Direction: Extract the whole listing as it stands. Do not include the pictures.

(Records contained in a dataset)
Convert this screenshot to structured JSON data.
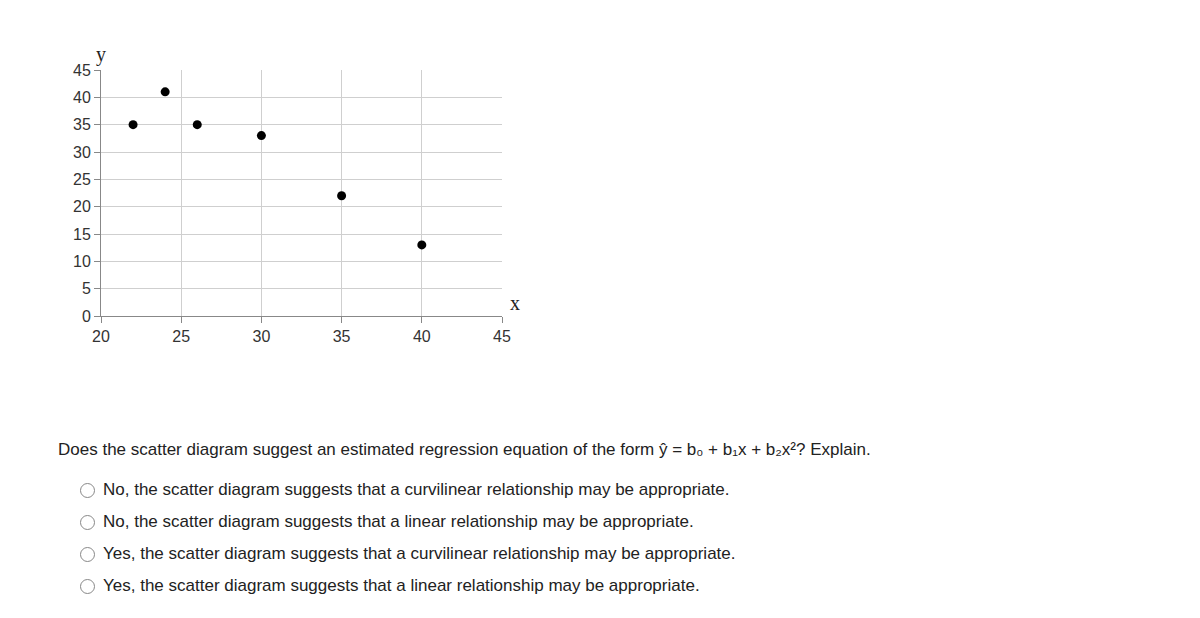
{
  "chart_data": {
    "type": "scatter",
    "x_label": "x",
    "y_label": "y",
    "x": [
      22,
      24,
      26,
      30,
      35,
      40
    ],
    "values": [
      35,
      41,
      35,
      33,
      22,
      13
    ],
    "color": "#000000",
    "marker": "circle",
    "xlim": [
      20,
      45
    ],
    "xticks": [
      20,
      25,
      30,
      35,
      40,
      45
    ],
    "ylim": [
      0,
      45
    ],
    "yticks": [
      0,
      5,
      10,
      15,
      20,
      25,
      30,
      35,
      40,
      45
    ],
    "grid": true
  },
  "question": "Does the scatter diagram suggest an estimated regression equation of the form ŷ = b₀ + b₁x + b₂x²? Explain.",
  "options": [
    "No, the scatter diagram suggests that a curvilinear relationship may be appropriate.",
    "No, the scatter diagram suggests that a linear relationship may be appropriate.",
    "Yes, the scatter diagram suggests that a curvilinear relationship may be appropriate.",
    "Yes, the scatter diagram suggests that a linear relationship may be appropriate."
  ]
}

Completed task:
Convert this screenshot to structured JSON data.
{
  "chart_data": {
    "type": "scatter",
    "x_label": "x",
    "y_label": "y",
    "x": [
      22,
      24,
      26,
      30,
      35,
      40
    ],
    "values": [
      35,
      41,
      35,
      33,
      22,
      13
    ],
    "color": "#000000",
    "marker": "circle",
    "xlim": [
      20,
      45
    ],
    "xticks": [
      20,
      25,
      30,
      35,
      40,
      45
    ],
    "ylim": [
      0,
      45
    ],
    "yticks": [
      0,
      5,
      10,
      15,
      20,
      25,
      30,
      35,
      40,
      45
    ],
    "grid": true
  },
  "question": "Does the scatter diagram suggest an estimated regression equation of the form ŷ = b₀ + b₁x + b₂x²? Explain.",
  "options": [
    "No, the scatter diagram suggests that a curvilinear relationship may be appropriate.",
    "No, the scatter diagram suggests that a linear relationship may be appropriate.",
    "Yes, the scatter diagram suggests that a curvilinear relationship may be appropriate.",
    "Yes, the scatter diagram suggests that a linear relationship may be appropriate."
  ]
}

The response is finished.